Problem requirements: Word for word, quote all of the material, omitting the pictures.

─── Material for this exercise ───

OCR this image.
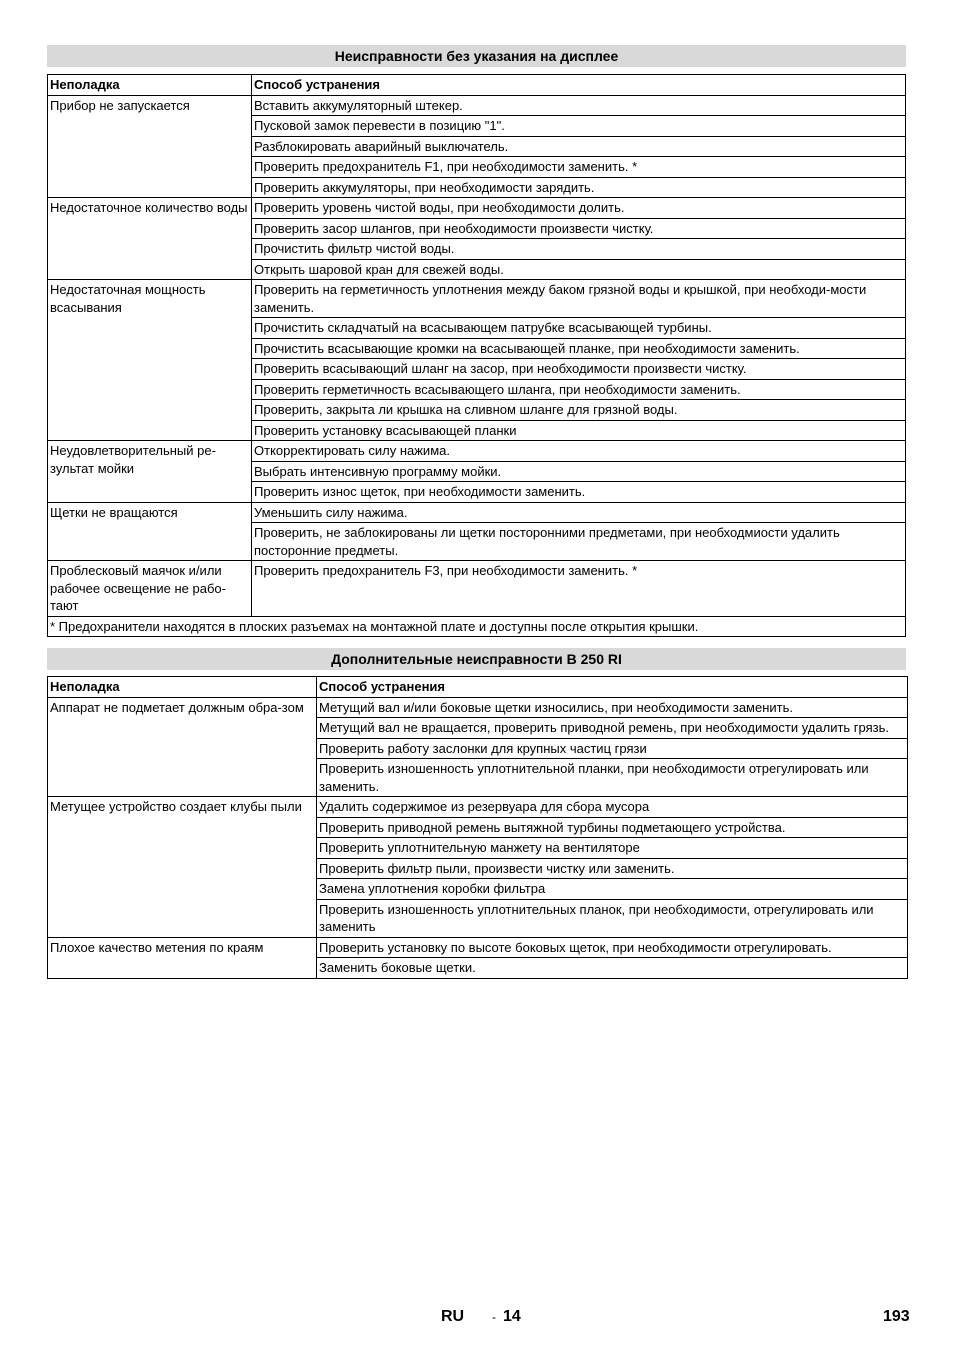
Неисправности без указания на дисплее
Неполадка	Способ устранения
Прибор не запускается	Вставить аккумуляторный штекер.
	Пусковой замок перевести в позицию "1".
	Разблокировать аварийный выключатель.
	Проверить предохранитель F1, при необходимости заменить. *
	Проверить аккумуляторы, при необходимости зарядить.
Недостаточное количество воды	Проверить уровень чистой воды, при необходимости долить.
	Проверить засор шлангов, при необходимости произвести чистку.
	Прочистить фильтр чистой воды.
	Открыть шаровой кран для свежей воды.
Недостаточная мощность всасывания	Проверить на герметичность уплотнения между баком грязной воды и крышкой, при необходи-мости заменить.
	Прочистить складчатый на всасывающем патрубке всасывающей турбины.
	Прочистить всасывающие кромки на всасывающей планке, при необходимости заменить.
	Проверить всасывающий шланг на засор, при необходимости произвести чистку.
	Проверить герметичность всасывающего шланга, при необходимости заменить.
	Проверить, закрыта ли крышка на сливном шланге для грязной воды.
	Проверить установку всасывающей планки
Неудовлетворительный ре-зультат мойки	Откорректировать силу нажима.
	Выбрать интенсивную программу мойки.
	Проверить износ щеток, при необходимости заменить.
Щетки не вращаются	Уменьшить силу нажима.
	Проверить, не заблокированы ли щетки посторонними предметами, при необходмиости удалить посторонние предметы.
Проблесковый маячок и/или рабочее освещение не рабо-тают	Проверить предохранитель F3, при необходимости заменить. *
* Предохранители находятся в плоских разъемах на монтажной плате и доступны после открытия крышки.	
Дополнительные неисправности B 250 RI
Неполадка	Способ устранения
Аппарат не подметает должным обра-зом	Метущий вал и/или боковые щетки износились, при необходимости заменить.
	Метущий вал не вращается, проверить приводной ремень, при необходимости удалить грязь.
	Проверить работу заслонки для крупных частиц грязи
	Проверить изношенность уплотнительной планки, при необходимости отрегулировать или заменить.
Метущее устройство создает клубы пыли	Удалить содержимое из резервуара для сбора мусора
	Проверить приводной ремень вытяжной турбины подметающего устройства.
	Проверить уплотнительную манжету на вентиляторе
	Проверить фильтр пыли, произвести чистку или заменить.
	Замена уплотнения коробки фильтра
	Проверить изношенность уплотнительных планок, при необходимости, отрегулировать или заменить
Плохое качество метения по краям	Проверить установку по высоте боковых щеток, при необходимости отрегулировать.
	Заменить боковые щетки.
RU - 14	193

───

Finished exercise:
OCR this image.
Неисправности без указания на дисплее
Неполадка	Способ устранения
Прибор не запускается	Вставить аккумуляторный штекер.
	Пусковой замок перевести в позицию "1".
	Разблокировать аварийный выключатель.
	Проверить предохранитель F1, при необходимости заменить. *
	Проверить аккумуляторы, при необходимости зарядить.
Недостаточное количество воды	Проверить уровень чистой воды, при необходимости долить.
	Проверить засор шлангов, при необходимости произвести чистку.
	Прочистить фильтр чистой воды.
	Открыть шаровой кран для свежей воды.
Недостаточная мощность всасывания	Проверить на герметичность уплотнения между баком грязной воды и крышкой, при необходи-мости заменить.
	Прочистить складчатый на всасывающем патрубке всасывающей турбины.
	Прочистить всасывающие кромки на всасывающей планке, при необходимости заменить.
	Проверить всасывающий шланг на засор, при необходимости произвести чистку.
	Проверить герметичность всасывающего шланга, при необходимости заменить.
	Проверить, закрыта ли крышка на сливном шланге для грязной воды.
	Проверить установку всасывающей планки
Неудовлетворительный ре-зультат мойки	Откорректировать силу нажима.
	Выбрать интенсивную программу мойки.
	Проверить износ щеток, при необходимости заменить.
Щетки не вращаются	Уменьшить силу нажима.
	Проверить, не заблокированы ли щетки посторонними предметами, при необходмиости удалить посторонние предметы.
Проблесковый маячок и/или рабочее освещение не рабо-тают	Проверить предохранитель F3, при необходимости заменить. *
* Предохранители находятся в плоских разъемах на монтажной плате и доступны после открытия крышки.	
Дополнительные неисправности B 250 RI
Неполадка	Способ устранения
Аппарат не подметает должным обра-зом	Метущий вал и/или боковые щетки износились, при необходимости заменить.
	Метущий вал не вращается, проверить приводной ремень, при необходимости удалить грязь.
	Проверить работу заслонки для крупных частиц грязи
	Проверить изношенность уплотнительной планки, при необходимости отрегулировать или заменить.
Метущее устройство создает клубы пыли	Удалить содержимое из резервуара для сбора мусора
	Проверить приводной ремень вытяжной турбины подметающего устройства.
	Проверить уплотнительную манжету на вентиляторе
	Проверить фильтр пыли, произвести чистку или заменить.
	Замена уплотнения коробки фильтра
	Проверить изношенность уплотнительных планок, при необходимости, отрегулировать или заменить
Плохое качество метения по краям	Проверить установку по высоте боковых щеток, при необходимости отрегулировать.
	Заменить боковые щетки.
RU - 14	193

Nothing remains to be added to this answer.